### DATA EXCERPTS

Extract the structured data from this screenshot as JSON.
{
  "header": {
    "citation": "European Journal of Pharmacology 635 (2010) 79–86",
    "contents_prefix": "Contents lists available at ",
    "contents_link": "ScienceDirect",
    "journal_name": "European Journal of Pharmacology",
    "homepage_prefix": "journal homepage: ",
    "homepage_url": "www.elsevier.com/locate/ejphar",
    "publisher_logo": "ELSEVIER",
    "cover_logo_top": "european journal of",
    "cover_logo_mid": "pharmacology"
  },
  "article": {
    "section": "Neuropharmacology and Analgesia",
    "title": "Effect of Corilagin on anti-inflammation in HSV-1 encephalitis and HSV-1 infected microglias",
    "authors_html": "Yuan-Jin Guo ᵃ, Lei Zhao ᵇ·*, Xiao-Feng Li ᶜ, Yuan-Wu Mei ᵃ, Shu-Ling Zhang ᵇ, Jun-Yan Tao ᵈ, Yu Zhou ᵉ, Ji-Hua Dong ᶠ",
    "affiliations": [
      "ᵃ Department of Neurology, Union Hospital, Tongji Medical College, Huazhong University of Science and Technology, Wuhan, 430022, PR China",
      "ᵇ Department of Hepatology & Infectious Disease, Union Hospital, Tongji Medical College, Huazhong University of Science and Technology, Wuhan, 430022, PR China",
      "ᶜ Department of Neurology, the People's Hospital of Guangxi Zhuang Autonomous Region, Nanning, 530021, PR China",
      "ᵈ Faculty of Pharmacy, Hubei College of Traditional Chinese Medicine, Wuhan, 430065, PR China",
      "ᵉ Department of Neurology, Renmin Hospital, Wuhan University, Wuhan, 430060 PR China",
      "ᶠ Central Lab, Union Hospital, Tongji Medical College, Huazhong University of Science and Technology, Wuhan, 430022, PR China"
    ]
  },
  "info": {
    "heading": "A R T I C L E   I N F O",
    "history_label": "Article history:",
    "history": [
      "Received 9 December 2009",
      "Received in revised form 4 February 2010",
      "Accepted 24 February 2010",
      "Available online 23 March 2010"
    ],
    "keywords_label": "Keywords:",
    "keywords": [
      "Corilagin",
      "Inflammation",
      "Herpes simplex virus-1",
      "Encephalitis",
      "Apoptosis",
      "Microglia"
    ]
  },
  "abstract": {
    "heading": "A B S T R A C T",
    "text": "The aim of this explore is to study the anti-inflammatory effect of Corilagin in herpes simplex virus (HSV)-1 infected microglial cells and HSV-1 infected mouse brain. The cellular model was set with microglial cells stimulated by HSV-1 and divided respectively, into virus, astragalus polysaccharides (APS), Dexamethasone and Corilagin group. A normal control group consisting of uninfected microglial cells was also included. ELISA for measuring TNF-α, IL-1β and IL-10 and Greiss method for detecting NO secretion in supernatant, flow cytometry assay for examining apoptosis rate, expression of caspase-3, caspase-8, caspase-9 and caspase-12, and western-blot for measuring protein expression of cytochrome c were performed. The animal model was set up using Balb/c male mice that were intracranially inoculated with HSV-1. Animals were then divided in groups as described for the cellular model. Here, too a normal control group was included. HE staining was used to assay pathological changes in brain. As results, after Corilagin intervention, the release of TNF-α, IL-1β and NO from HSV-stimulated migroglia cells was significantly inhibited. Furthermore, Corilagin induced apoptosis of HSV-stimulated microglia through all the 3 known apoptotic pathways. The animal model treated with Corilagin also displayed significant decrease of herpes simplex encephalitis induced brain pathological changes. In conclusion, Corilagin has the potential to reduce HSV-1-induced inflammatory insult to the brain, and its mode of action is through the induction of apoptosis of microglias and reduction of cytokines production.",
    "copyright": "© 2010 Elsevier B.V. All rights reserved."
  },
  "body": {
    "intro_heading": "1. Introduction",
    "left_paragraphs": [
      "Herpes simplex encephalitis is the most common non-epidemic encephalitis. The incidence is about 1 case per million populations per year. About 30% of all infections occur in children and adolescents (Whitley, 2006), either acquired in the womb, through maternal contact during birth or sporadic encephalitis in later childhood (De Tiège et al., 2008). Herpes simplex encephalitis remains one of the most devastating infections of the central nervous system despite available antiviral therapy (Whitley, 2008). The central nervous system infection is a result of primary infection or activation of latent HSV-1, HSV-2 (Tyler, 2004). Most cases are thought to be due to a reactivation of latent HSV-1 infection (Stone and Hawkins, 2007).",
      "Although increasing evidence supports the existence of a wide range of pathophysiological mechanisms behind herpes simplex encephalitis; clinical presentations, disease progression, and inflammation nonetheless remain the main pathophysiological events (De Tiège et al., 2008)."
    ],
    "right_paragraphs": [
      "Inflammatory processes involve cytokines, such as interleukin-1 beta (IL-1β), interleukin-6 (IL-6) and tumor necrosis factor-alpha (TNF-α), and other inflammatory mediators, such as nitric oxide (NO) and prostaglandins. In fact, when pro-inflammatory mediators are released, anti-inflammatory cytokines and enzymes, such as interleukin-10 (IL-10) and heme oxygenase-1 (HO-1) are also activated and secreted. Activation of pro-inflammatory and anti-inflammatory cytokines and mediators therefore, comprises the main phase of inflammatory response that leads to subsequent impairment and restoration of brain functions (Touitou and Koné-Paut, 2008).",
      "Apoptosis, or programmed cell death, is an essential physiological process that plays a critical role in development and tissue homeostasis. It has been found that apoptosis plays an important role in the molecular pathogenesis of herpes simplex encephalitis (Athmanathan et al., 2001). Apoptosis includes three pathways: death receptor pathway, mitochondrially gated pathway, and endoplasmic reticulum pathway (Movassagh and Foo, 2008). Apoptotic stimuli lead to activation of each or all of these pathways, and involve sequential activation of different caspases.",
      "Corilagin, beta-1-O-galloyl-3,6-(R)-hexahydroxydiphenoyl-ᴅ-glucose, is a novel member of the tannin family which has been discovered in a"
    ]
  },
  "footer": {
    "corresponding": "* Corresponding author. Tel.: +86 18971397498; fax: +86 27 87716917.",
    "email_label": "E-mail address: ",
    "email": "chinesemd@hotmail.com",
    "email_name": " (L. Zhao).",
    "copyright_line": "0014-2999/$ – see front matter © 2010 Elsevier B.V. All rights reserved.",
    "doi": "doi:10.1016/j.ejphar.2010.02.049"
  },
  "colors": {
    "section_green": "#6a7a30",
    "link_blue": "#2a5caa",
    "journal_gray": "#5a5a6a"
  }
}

######

§ REQUIREMENT
The entries above must be retyped exactly, down to the last character.

§ RESPONSE TO THE TASK
Extract the structured data from this screenshot as JSON.
{
  "header": {
    "citation": "European Journal of Pharmacology 635 (2010) 79–86",
    "contents_prefix": "Contents lists available at ",
    "contents_link": "ScienceDirect",
    "journal_name": "European Journal of Pharmacology",
    "homepage_prefix": "journal homepage: ",
    "homepage_url": "www.elsevier.com/locate/ejphar",
    "publisher_logo": "ELSEVIER",
    "cover_logo_top": "european journal of",
    "cover_logo_mid": "pharmacology"
  },
  "article": {
    "section": "Neuropharmacology and Analgesia",
    "title": "Effect of Corilagin on anti-inflammation in HSV-1 encephalitis and HSV-1 infected microglias",
    "authors_html": "Yuan-Jin Guo ᵃ, Lei Zhao ᵇ·*, Xiao-Feng Li ᶜ, Yuan-Wu Mei ᵃ, Shu-Ling Zhang ᵇ, Jun-Yan Tao ᵈ, Yu Zhou ᵉ, Ji-Hua Dong ᶠ",
    "affiliations": [
      "ᵃ Department of Neurology, Union Hospital, Tongji Medical College, Huazhong University of Science and Technology, Wuhan, 430022, PR China",
      "ᵇ Department of Hepatology & Infectious Disease, Union Hospital, Tongji Medical College, Huazhong University of Science and Technology, Wuhan, 430022, PR China",
      "ᶜ Department of Neurology, the People's Hospital of Guangxi Zhuang Autonomous Region, Nanning, 530021, PR China",
      "ᵈ Faculty of Pharmacy, Hubei College of Traditional Chinese Medicine, Wuhan, 430065, PR China",
      "ᵉ Department of Neurology, Renmin Hospital, Wuhan University, Wuhan, 430060 PR China",
      "ᶠ Central Lab, Union Hospital, Tongji Medical College, Huazhong University of Science and Technology, Wuhan, 430022, PR China"
    ]
  },
  "info": {
    "heading": "A R T I C L E   I N F O",
    "history_label": "Article history:",
    "history": [
      "Received 9 December 2009",
      "Received in revised form 4 February 2010",
      "Accepted 24 February 2010",
      "Available online 23 March 2010"
    ],
    "keywords_label": "Keywords:",
    "keywords": [
      "Corilagin",
      "Inflammation",
      "Herpes simplex virus-1",
      "Encephalitis",
      "Apoptosis",
      "Microglia"
    ]
  },
  "abstract": {
    "heading": "A B S T R A C T",
    "text": "The aim of this explore is to study the anti-inflammatory effect of Corilagin in herpes simplex virus (HSV)-1 infected microglial cells and HSV-1 infected mouse brain. The cellular model was set with microglial cells stimulated by HSV-1 and divided respectively, into virus, astragalus polysaccharides (APS), Dexamethasone and Corilagin group. A normal control group consisting of uninfected microglial cells was also included. ELISA for measuring TNF-α, IL-1β and IL-10 and Greiss method for detecting NO secretion in supernatant, flow cytometry assay for examining apoptosis rate, expression of caspase-3, caspase-8, caspase-9 and caspase-12, and western-blot for measuring protein expression of cytochrome c were performed. The animal model was set up using Balb/c male mice that were intracranially inoculated with HSV-1. Animals were then divided in groups as described for the cellular model. Here, too a normal control group was included. HE staining was used to assay pathological changes in brain. As results, after Corilagin intervention, the release of TNF-α, IL-1β and NO from HSV-stimulated migroglia cells was significantly inhibited. Furthermore, Corilagin induced apoptosis of HSV-stimulated microglia through all the 3 known apoptotic pathways. The animal model treated with Corilagin also displayed significant decrease of herpes simplex encephalitis induced brain pathological changes. In conclusion, Corilagin has the potential to reduce HSV-1-induced inflammatory insult to the brain, and its mode of action is through the induction of apoptosis of microglias and reduction of cytokines production.",
    "copyright": "© 2010 Elsevier B.V. All rights reserved."
  },
  "body": {
    "intro_heading": "1. Introduction",
    "left_paragraphs": [
      "Herpes simplex encephalitis is the most common non-epidemic encephalitis. The incidence is about 1 case per million populations per year. About 30% of all infections occur in children and adolescents (Whitley, 2006), either acquired in the womb, through maternal contact during birth or sporadic encephalitis in later childhood (De Tiège et al., 2008). Herpes simplex encephalitis remains one of the most devastating infections of the central nervous system despite available antiviral therapy (Whitley, 2008). The central nervous system infection is a result of primary infection or activation of latent HSV-1, HSV-2 (Tyler, 2004). Most cases are thought to be due to a reactivation of latent HSV-1 infection (Stone and Hawkins, 2007).",
      "Although increasing evidence supports the existence of a wide range of pathophysiological mechanisms behind herpes simplex encephalitis; clinical presentations, disease progression, and inflammation nonetheless remain the main pathophysiological events (De Tiège et al., 2008)."
    ],
    "right_paragraphs": [
      "Inflammatory processes involve cytokines, such as interleukin-1 beta (IL-1β), interleukin-6 (IL-6) and tumor necrosis factor-alpha (TNF-α), and other inflammatory mediators, such as nitric oxide (NO) and prostaglandins. In fact, when pro-inflammatory mediators are released, anti-inflammatory cytokines and enzymes, such as interleukin-10 (IL-10) and heme oxygenase-1 (HO-1) are also activated and secreted. Activation of pro-inflammatory and anti-inflammatory cytokines and mediators therefore, comprises the main phase of inflammatory response that leads to subsequent impairment and restoration of brain functions (Touitou and Koné-Paut, 2008).",
      "Apoptosis, or programmed cell death, is an essential physiological process that plays a critical role in development and tissue homeostasis. It has been found that apoptosis plays an important role in the molecular pathogenesis of herpes simplex encephalitis (Athmanathan et al., 2001). Apoptosis includes three pathways: death receptor pathway, mitochondrially gated pathway, and endoplasmic reticulum pathway (Movassagh and Foo, 2008). Apoptotic stimuli lead to activation of each or all of these pathways, and involve sequential activation of different caspases.",
      "Corilagin, beta-1-O-galloyl-3,6-(R)-hexahydroxydiphenoyl-ᴅ-glucose, is a novel member of the tannin family which has been discovered in a"
    ]
  },
  "footer": {
    "corresponding": "* Corresponding author. Tel.: +86 18971397498; fax: +86 27 87716917.",
    "email_label": "E-mail address: ",
    "email": "chinesemd@hotmail.com",
    "email_name": " (L. Zhao).",
    "copyright_line": "0014-2999/$ – see front matter © 2010 Elsevier B.V. All rights reserved.",
    "doi": "doi:10.1016/j.ejphar.2010.02.049"
  },
  "colors": {
    "section_green": "#6a7a30",
    "link_blue": "#2a5caa",
    "journal_gray": "#5a5a6a"
  }
}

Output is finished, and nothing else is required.